Written instruction. Restate, word for word, every line of the data.
========================
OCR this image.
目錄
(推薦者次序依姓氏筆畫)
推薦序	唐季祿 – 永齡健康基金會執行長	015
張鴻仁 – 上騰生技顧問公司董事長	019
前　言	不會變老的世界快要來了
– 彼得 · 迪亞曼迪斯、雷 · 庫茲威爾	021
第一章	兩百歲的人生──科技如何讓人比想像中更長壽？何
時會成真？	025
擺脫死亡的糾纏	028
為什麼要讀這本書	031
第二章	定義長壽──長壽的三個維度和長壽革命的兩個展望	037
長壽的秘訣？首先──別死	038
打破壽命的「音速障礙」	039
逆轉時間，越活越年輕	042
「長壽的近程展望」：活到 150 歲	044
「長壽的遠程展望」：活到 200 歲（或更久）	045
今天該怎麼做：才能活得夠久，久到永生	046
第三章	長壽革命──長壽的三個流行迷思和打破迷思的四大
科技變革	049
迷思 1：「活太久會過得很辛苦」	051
========================
Exercise solution.
OCR this image.
目錄
(推薦者次序依姓氏筆畫)
推薦序	唐季祿 – 永齡健康基金會執行長	015
張鴻仁 – 上騰生技顧問公司董事長	019
前　言	不會變老的世界快要來了
– 彼得 · 迪亞曼迪斯、雷 · 庫茲威爾	021
第一章	兩百歲的人生──科技如何讓人比想像中更長壽？何
時會成真？	025
擺脫死亡的糾纏	028
為什麼要讀這本書	031
第二章	定義長壽──長壽的三個維度和長壽革命的兩個展望	037
長壽的秘訣？首先──別死	038
打破壽命的「音速障礙」	039
逆轉時間，越活越年輕	042
「長壽的近程展望」：活到 150 歲	044
「長壽的遠程展望」：活到 200 歲（或更久）	045
今天該怎麼做：才能活得夠久，久到永生	046
第三章	長壽革命──長壽的三個流行迷思和打破迷思的四大
科技變革	049
迷思 1：「活太久會過得很辛苦」	051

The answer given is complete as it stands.